--- START OF Available data ---

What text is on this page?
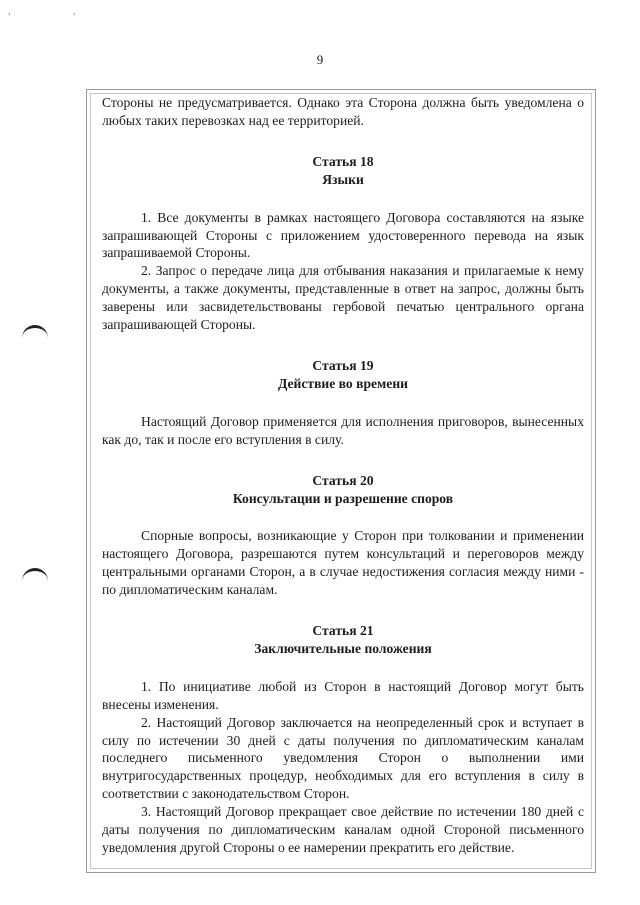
, ,
9

Стороны не предусматривается. Однако эта Сторона должна быть уведомлена о любых таких перевозках над ее территорией.

Статья 18
Языки

1. Все документы в рамках настоящего Договора составляются на языке запрашивающей Стороны с приложением удостоверенного перевода на язык запрашиваемой Стороны.

2. Запрос о передаче лица для отбывания наказания и прилагаемые к нему документы, а также документы, представленные в ответ на запрос, должны быть заверены или засвидетельствованы гербовой печатью центрального органа запрашивающей Стороны.

Статья 19
Действие во времени

Настоящий Договор применяется для исполнения приговоров, вынесенных как до, так и после его вступления в силу.

Статья 20
Консультации и разрешение споров

Спорные вопросы, возникающие у Сторон при толковании и применении настоящего Договора, разрешаются путем консультаций и переговоров между центральными органами Сторон, а в случае недостижения согласия между ними - по дипломатическим каналам.

Статья 21
Заключительные положения

1. По инициативе любой из Сторон в настоящий Договор могут быть внесены изменения.

2. Настоящий Договор заключается на неопределенный срок и вступает в силу по истечении 30 дней с даты получения по дипломатическим каналам последнего письменного уведомления Сторон о выполнении ими внутригосударственных процедур, необходимых для его вступления в силу в соответствии с законодательством Сторон.

3. Настоящий Договор прекращает свое действие по истечении 180 дней с даты получения по дипломатическим каналам одной Стороной письменного уведомления другой Стороны о ее намерении прекратить его действие.
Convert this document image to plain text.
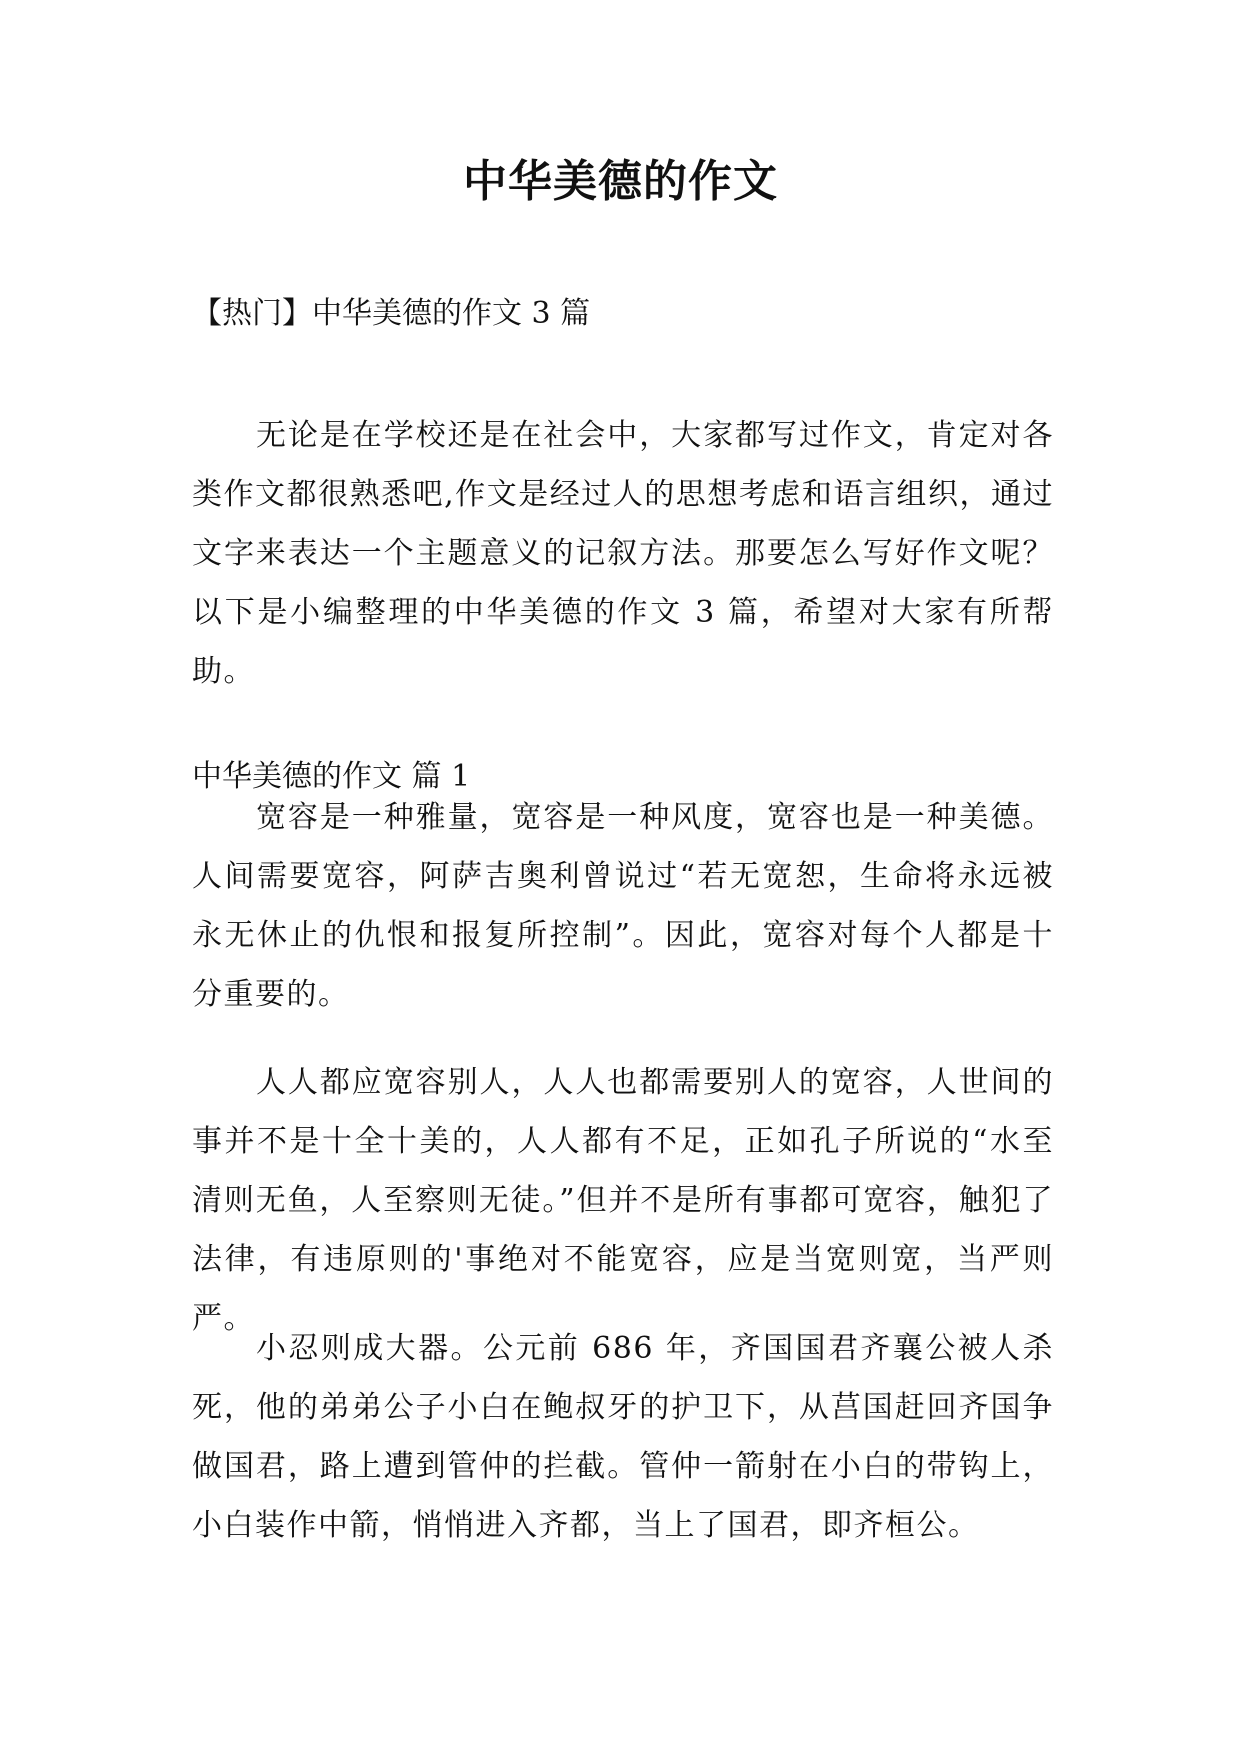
中华美德的作文

【热门】中华美德的作文 3 篇

无论是在学校还是在社会中，大家都写过作文，肯定对各类作文都很熟悉吧,作文是经过人的思想考虑和语言组织，通过文字来表达一个主题意义的记叙方法。那要怎么写好作文呢？以下是小编整理的中华美德的作文 3 篇，希望对大家有所帮助。

中华美德的作文 篇 1

宽容是一种雅量，宽容是一种风度，宽容也是一种美德。人间需要宽容，阿萨吉奥利曾说过“若无宽恕，生命将永远被永无休止的仇恨和报复所控制”。因此，宽容对每个人都是十分重要的。

人人都应宽容别人，人人也都需要别人的宽容，人世间的事并不是十全十美的，人人都有不足，正如孔子所说的“水至清则无鱼，人至察则无徒。”但并不是所有事都可宽容，触犯了法律，有违原则的'事绝对不能宽容，应是当宽则宽，当严则严。

小忍则成大器。公元前 686 年，齐国国君齐襄公被人杀死，他的弟弟公子小白在鲍叔牙的护卫下，从莒国赶回齐国争做国君，路上遭到管仲的拦截。管仲一箭射在小白的带钩上，小白装作中箭，悄悄进入齐都，当上了国君，即齐桓公。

--- END OF Available data ---

## Task statement
Transcribe every line from the records above without alteration, and leave out the images.

## Reply to the exercise
What text is on this page?
, ,
9

Стороны не предусматривается. Однако эта Сторона должна быть уведомлена о любых таких перевозках над ее территорией.

Статья 18
Языки

1. Все документы в рамках настоящего Договора составляются на языке запрашивающей Стороны с приложением удостоверенного перевода на язык запрашиваемой Стороны.

2. Запрос о передаче лица для отбывания наказания и прилагаемые к нему документы, а также документы, представленные в ответ на запрос, должны быть заверены или засвидетельствованы гербовой печатью центрального органа запрашивающей Стороны.

Статья 19
Действие во времени

Настоящий Договор применяется для исполнения приговоров, вынесенных как до, так и после его вступления в силу.

Статья 20
Консультации и разрешение споров

Спорные вопросы, возникающие у Сторон при толковании и применении настоящего Договора, разрешаются путем консультаций и переговоров между центральными органами Сторон, а в случае недостижения согласия между ними - по дипломатическим каналам.

Статья 21
Заключительные положения

1. По инициативе любой из Сторон в настоящий Договор могут быть внесены изменения.

2. Настоящий Договор заключается на неопределенный срок и вступает в силу по истечении 30 дней с даты получения по дипломатическим каналам последнего письменного уведомления Сторон о выполнении ими внутригосударственных процедур, необходимых для его вступления в силу в соответствии с законодательством Сторон.

3. Настоящий Договор прекращает свое действие по истечении 180 дней с даты получения по дипломатическим каналам одной Стороной письменного уведомления другой Стороны о ее намерении прекратить его действие.
Convert this document image to plain text.
中华美德的作文

【热门】中华美德的作文 3 篇

无论是在学校还是在社会中，大家都写过作文，肯定对各类作文都很熟悉吧,作文是经过人的思想考虑和语言组织，通过文字来表达一个主题意义的记叙方法。那要怎么写好作文呢？以下是小编整理的中华美德的作文 3 篇，希望对大家有所帮助。

中华美德的作文 篇 1

宽容是一种雅量，宽容是一种风度，宽容也是一种美德。人间需要宽容，阿萨吉奥利曾说过“若无宽恕，生命将永远被永无休止的仇恨和报复所控制”。因此，宽容对每个人都是十分重要的。

人人都应宽容别人，人人也都需要别人的宽容，人世间的事并不是十全十美的，人人都有不足，正如孔子所说的“水至清则无鱼，人至察则无徒。”但并不是所有事都可宽容，触犯了法律，有违原则的'事绝对不能宽容，应是当宽则宽，当严则严。

小忍则成大器。公元前 686 年，齐国国君齐襄公被人杀死，他的弟弟公子小白在鲍叔牙的护卫下，从莒国赶回齐国争做国君，路上遭到管仲的拦截。管仲一箭射在小白的带钩上，小白装作中箭，悄悄进入齐都，当上了国君，即齐桓公。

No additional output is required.